• Given request
Reproduce each line of the material precisely.

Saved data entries

::::::::

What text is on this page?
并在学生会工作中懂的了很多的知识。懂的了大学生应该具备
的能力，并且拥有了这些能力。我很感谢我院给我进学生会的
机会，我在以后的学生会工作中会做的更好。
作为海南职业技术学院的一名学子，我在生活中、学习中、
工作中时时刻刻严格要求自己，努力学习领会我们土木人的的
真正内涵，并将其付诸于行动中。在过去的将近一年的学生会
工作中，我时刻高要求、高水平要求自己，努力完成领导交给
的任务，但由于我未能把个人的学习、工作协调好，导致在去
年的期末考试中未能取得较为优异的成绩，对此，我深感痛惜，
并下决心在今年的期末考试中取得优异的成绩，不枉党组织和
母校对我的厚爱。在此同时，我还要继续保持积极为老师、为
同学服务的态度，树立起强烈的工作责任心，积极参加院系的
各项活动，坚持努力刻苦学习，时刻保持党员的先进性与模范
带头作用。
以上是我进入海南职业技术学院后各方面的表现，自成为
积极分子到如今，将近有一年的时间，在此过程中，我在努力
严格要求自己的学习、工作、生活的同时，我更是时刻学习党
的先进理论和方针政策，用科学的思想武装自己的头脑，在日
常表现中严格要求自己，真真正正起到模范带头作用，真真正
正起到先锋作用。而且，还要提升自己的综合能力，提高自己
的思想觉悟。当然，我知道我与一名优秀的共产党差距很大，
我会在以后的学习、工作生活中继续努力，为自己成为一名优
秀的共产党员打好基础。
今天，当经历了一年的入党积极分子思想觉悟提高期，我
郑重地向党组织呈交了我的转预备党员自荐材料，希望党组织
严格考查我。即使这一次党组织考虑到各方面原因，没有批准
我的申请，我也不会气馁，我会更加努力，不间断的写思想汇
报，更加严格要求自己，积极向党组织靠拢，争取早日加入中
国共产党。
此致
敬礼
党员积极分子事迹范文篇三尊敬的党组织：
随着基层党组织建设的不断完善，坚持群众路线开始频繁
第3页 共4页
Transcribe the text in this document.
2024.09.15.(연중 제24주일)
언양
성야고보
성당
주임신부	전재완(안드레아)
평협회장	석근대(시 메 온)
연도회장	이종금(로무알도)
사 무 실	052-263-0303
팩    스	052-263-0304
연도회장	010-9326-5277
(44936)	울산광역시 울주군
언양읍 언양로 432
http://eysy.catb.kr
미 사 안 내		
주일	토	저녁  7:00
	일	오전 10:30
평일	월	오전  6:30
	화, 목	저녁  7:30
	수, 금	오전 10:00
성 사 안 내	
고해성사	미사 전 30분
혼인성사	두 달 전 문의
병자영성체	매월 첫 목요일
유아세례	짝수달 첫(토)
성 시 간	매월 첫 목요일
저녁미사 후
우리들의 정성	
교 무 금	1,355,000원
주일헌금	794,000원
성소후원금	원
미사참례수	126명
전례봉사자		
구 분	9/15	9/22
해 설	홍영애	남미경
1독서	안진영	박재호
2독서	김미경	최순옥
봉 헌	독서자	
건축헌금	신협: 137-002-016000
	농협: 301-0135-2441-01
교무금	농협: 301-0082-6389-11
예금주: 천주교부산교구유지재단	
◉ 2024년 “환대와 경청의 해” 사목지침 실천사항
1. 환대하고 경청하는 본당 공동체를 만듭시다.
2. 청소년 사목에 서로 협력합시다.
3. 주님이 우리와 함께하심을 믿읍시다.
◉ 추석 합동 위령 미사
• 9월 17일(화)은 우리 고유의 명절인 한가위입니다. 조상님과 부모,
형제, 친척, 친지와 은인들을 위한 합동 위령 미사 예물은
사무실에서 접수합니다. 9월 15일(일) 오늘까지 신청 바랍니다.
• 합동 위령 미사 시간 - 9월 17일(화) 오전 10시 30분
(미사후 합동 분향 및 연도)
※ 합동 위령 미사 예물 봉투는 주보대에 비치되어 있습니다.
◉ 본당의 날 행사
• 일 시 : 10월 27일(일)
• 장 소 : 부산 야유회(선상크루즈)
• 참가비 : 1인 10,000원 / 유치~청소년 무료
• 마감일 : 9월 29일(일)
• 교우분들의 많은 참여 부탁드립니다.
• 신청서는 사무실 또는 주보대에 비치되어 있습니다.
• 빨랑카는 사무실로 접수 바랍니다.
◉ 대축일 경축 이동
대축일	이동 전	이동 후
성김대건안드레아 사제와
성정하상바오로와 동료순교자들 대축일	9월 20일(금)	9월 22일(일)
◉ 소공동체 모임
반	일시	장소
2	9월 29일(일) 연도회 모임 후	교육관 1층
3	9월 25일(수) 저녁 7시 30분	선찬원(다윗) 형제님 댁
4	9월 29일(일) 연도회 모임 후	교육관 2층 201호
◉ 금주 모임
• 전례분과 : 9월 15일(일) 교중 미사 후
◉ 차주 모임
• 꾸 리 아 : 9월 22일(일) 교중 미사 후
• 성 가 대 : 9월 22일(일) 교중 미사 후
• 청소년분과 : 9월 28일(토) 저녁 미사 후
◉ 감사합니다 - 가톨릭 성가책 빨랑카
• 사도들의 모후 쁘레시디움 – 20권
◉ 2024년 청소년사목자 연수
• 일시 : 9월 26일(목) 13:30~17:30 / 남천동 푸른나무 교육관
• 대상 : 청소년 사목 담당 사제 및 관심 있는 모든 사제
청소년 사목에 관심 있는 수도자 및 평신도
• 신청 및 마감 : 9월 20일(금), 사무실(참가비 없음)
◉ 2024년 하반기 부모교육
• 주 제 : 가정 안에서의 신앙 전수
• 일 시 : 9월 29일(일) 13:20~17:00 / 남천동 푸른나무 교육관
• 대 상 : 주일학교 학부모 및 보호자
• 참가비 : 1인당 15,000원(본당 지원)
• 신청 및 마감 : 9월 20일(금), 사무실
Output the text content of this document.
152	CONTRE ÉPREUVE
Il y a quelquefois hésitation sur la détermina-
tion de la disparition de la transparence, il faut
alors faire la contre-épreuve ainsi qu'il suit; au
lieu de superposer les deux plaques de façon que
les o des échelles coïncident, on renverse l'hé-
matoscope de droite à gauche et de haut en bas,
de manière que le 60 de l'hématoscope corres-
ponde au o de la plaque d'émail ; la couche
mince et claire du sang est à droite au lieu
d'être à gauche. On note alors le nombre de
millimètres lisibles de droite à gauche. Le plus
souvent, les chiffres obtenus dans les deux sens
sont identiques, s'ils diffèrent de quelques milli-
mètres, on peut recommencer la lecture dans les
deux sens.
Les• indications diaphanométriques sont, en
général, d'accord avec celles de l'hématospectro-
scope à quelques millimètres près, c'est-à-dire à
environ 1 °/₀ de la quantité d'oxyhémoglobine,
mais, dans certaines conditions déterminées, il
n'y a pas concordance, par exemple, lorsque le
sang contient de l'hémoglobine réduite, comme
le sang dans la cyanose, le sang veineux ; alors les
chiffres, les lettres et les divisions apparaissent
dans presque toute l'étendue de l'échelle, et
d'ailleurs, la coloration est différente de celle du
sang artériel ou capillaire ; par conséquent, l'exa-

::::::::

• Completed task
What text is on this page?
并在学生会工作中懂的了很多的知识。懂的了大学生应该具备
的能力，并且拥有了这些能力。我很感谢我院给我进学生会的
机会，我在以后的学生会工作中会做的更好。
作为海南职业技术学院的一名学子，我在生活中、学习中、
工作中时时刻刻严格要求自己，努力学习领会我们土木人的的
真正内涵，并将其付诸于行动中。在过去的将近一年的学生会
工作中，我时刻高要求、高水平要求自己，努力完成领导交给
的任务，但由于我未能把个人的学习、工作协调好，导致在去
年的期末考试中未能取得较为优异的成绩，对此，我深感痛惜，
并下决心在今年的期末考试中取得优异的成绩，不枉党组织和
母校对我的厚爱。在此同时，我还要继续保持积极为老师、为
同学服务的态度，树立起强烈的工作责任心，积极参加院系的
各项活动，坚持努力刻苦学习，时刻保持党员的先进性与模范
带头作用。
以上是我进入海南职业技术学院后各方面的表现，自成为
积极分子到如今，将近有一年的时间，在此过程中，我在努力
严格要求自己的学习、工作、生活的同时，我更是时刻学习党
的先进理论和方针政策，用科学的思想武装自己的头脑，在日
常表现中严格要求自己，真真正正起到模范带头作用，真真正
正起到先锋作用。而且，还要提升自己的综合能力，提高自己
的思想觉悟。当然，我知道我与一名优秀的共产党差距很大，
我会在以后的学习、工作生活中继续努力，为自己成为一名优
秀的共产党员打好基础。
今天，当经历了一年的入党积极分子思想觉悟提高期，我
郑重地向党组织呈交了我的转预备党员自荐材料，希望党组织
严格考查我。即使这一次党组织考虑到各方面原因，没有批准
我的申请，我也不会气馁，我会更加努力，不间断的写思想汇
报，更加严格要求自己，积极向党组织靠拢，争取早日加入中
国共产党。
此致
敬礼
党员积极分子事迹范文篇三尊敬的党组织：
随着基层党组织建设的不断完善，坚持群众路线开始频繁
第3页 共4页
Transcribe the text in this document.
2024.09.15.(연중 제24주일)
언양
성야고보
성당
주임신부	전재완(안드레아)
평협회장	석근대(시 메 온)
연도회장	이종금(로무알도)
사 무 실	052-263-0303
팩    스	052-263-0304
연도회장	010-9326-5277
(44936)	울산광역시 울주군
언양읍 언양로 432
http://eysy.catb.kr
미 사 안 내		
주일	토	저녁  7:00
	일	오전 10:30
평일	월	오전  6:30
	화, 목	저녁  7:30
	수, 금	오전 10:00
성 사 안 내	
고해성사	미사 전 30분
혼인성사	두 달 전 문의
병자영성체	매월 첫 목요일
유아세례	짝수달 첫(토)
성 시 간	매월 첫 목요일
저녁미사 후
우리들의 정성	
교 무 금	1,355,000원
주일헌금	794,000원
성소후원금	원
미사참례수	126명
전례봉사자		
구 분	9/15	9/22
해 설	홍영애	남미경
1독서	안진영	박재호
2독서	김미경	최순옥
봉 헌	독서자	
건축헌금	신협: 137-002-016000
	농협: 301-0135-2441-01
교무금	농협: 301-0082-6389-11
예금주: 천주교부산교구유지재단	
◉ 2024년 “환대와 경청의 해” 사목지침 실천사항
1. 환대하고 경청하는 본당 공동체를 만듭시다.
2. 청소년 사목에 서로 협력합시다.
3. 주님이 우리와 함께하심을 믿읍시다.
◉ 추석 합동 위령 미사
• 9월 17일(화)은 우리 고유의 명절인 한가위입니다. 조상님과 부모,
형제, 친척, 친지와 은인들을 위한 합동 위령 미사 예물은
사무실에서 접수합니다. 9월 15일(일) 오늘까지 신청 바랍니다.
• 합동 위령 미사 시간 - 9월 17일(화) 오전 10시 30분
(미사후 합동 분향 및 연도)
※ 합동 위령 미사 예물 봉투는 주보대에 비치되어 있습니다.
◉ 본당의 날 행사
• 일 시 : 10월 27일(일)
• 장 소 : 부산 야유회(선상크루즈)
• 참가비 : 1인 10,000원 / 유치~청소년 무료
• 마감일 : 9월 29일(일)
• 교우분들의 많은 참여 부탁드립니다.
• 신청서는 사무실 또는 주보대에 비치되어 있습니다.
• 빨랑카는 사무실로 접수 바랍니다.
◉ 대축일 경축 이동
대축일	이동 전	이동 후
성김대건안드레아 사제와
성정하상바오로와 동료순교자들 대축일	9월 20일(금)	9월 22일(일)
◉ 소공동체 모임
반	일시	장소
2	9월 29일(일) 연도회 모임 후	교육관 1층
3	9월 25일(수) 저녁 7시 30분	선찬원(다윗) 형제님 댁
4	9월 29일(일) 연도회 모임 후	교육관 2층 201호
◉ 금주 모임
• 전례분과 : 9월 15일(일) 교중 미사 후
◉ 차주 모임
• 꾸 리 아 : 9월 22일(일) 교중 미사 후
• 성 가 대 : 9월 22일(일) 교중 미사 후
• 청소년분과 : 9월 28일(토) 저녁 미사 후
◉ 감사합니다 - 가톨릭 성가책 빨랑카
• 사도들의 모후 쁘레시디움 – 20권
◉ 2024년 청소년사목자 연수
• 일시 : 9월 26일(목) 13:30~17:30 / 남천동 푸른나무 교육관
• 대상 : 청소년 사목 담당 사제 및 관심 있는 모든 사제
청소년 사목에 관심 있는 수도자 및 평신도
• 신청 및 마감 : 9월 20일(금), 사무실(참가비 없음)
◉ 2024년 하반기 부모교육
• 주 제 : 가정 안에서의 신앙 전수
• 일 시 : 9월 29일(일) 13:20~17:00 / 남천동 푸른나무 교육관
• 대 상 : 주일학교 학부모 및 보호자
• 참가비 : 1인당 15,000원(본당 지원)
• 신청 및 마감 : 9월 20일(금), 사무실
Output the text content of this document.
152	CONTRE ÉPREUVE
Il y a quelquefois hésitation sur la détermina-
tion de la disparition de la transparence, il faut
alors faire la contre-épreuve ainsi qu'il suit; au
lieu de superposer les deux plaques de façon que
les o des échelles coïncident, on renverse l'hé-
matoscope de droite à gauche et de haut en bas,
de manière que le 60 de l'hématoscope corres-
ponde au o de la plaque d'émail ; la couche
mince et claire du sang est à droite au lieu
d'être à gauche. On note alors le nombre de
millimètres lisibles de droite à gauche. Le plus
souvent, les chiffres obtenus dans les deux sens
sont identiques, s'ils diffèrent de quelques milli-
mètres, on peut recommencer la lecture dans les
deux sens.
Les• indications diaphanométriques sont, en
général, d'accord avec celles de l'hématospectro-
scope à quelques millimètres près, c'est-à-dire à
environ 1 °/₀ de la quantité d'oxyhémoglobine,
mais, dans certaines conditions déterminées, il
n'y a pas concordance, par exemple, lorsque le
sang contient de l'hémoglobine réduite, comme
le sang dans la cyanose, le sang veineux ; alors les
chiffres, les lettres et les divisions apparaissent
dans presque toute l'étendue de l'échelle, et
d'ailleurs, la coloration est différente de celle du
sang artériel ou capillaire ; par conséquent, l'exa-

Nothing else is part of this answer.